WHAT TO WORK ON:
Here are some entries; quote each one exactly.

PROVIDED INFORMATION:

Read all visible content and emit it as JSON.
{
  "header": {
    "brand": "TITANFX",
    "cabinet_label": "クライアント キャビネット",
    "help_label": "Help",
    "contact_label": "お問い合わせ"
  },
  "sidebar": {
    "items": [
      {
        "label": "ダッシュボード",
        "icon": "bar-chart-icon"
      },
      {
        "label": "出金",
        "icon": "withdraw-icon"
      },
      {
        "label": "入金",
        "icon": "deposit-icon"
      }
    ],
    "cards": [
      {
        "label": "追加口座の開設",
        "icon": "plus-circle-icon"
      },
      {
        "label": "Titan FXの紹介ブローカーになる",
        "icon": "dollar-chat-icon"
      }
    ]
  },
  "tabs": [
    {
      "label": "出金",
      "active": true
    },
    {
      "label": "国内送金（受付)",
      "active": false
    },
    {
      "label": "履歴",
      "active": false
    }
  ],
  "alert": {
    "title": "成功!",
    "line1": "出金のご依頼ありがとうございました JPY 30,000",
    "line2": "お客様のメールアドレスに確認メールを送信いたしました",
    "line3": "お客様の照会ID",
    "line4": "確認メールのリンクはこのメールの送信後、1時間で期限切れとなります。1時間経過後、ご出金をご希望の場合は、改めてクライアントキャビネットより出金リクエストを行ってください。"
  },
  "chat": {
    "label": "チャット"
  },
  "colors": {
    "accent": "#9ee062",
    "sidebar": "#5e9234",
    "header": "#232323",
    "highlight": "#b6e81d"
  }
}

EXERCISE SOLUTION:
Read all visible content and emit it as JSON.
{
  "header": {
    "brand": "TITANFX",
    "cabinet_label": "クライアント キャビネット",
    "help_label": "Help",
    "contact_label": "お問い合わせ"
  },
  "sidebar": {
    "items": [
      {
        "label": "ダッシュボード",
        "icon": "bar-chart-icon"
      },
      {
        "label": "出金",
        "icon": "withdraw-icon"
      },
      {
        "label": "入金",
        "icon": "deposit-icon"
      }
    ],
    "cards": [
      {
        "label": "追加口座の開設",
        "icon": "plus-circle-icon"
      },
      {
        "label": "Titan FXの紹介ブローカーになる",
        "icon": "dollar-chat-icon"
      }
    ]
  },
  "tabs": [
    {
      "label": "出金",
      "active": true
    },
    {
      "label": "国内送金（受付)",
      "active": false
    },
    {
      "label": "履歴",
      "active": false
    }
  ],
  "alert": {
    "title": "成功!",
    "line1": "出金のご依頼ありがとうございました JPY 30,000",
    "line2": "お客様のメールアドレスに確認メールを送信いたしました",
    "line3": "お客様の照会ID",
    "line4": "確認メールのリンクはこのメールの送信後、1時間で期限切れとなります。1時間経過後、ご出金をご希望の場合は、改めてクライアントキャビネットより出金リクエストを行ってください。"
  },
  "chat": {
    "label": "チャット"
  },
  "colors": {
    "accent": "#9ee062",
    "sidebar": "#5e9234",
    "header": "#232323",
    "highlight": "#b6e81d"
  }
}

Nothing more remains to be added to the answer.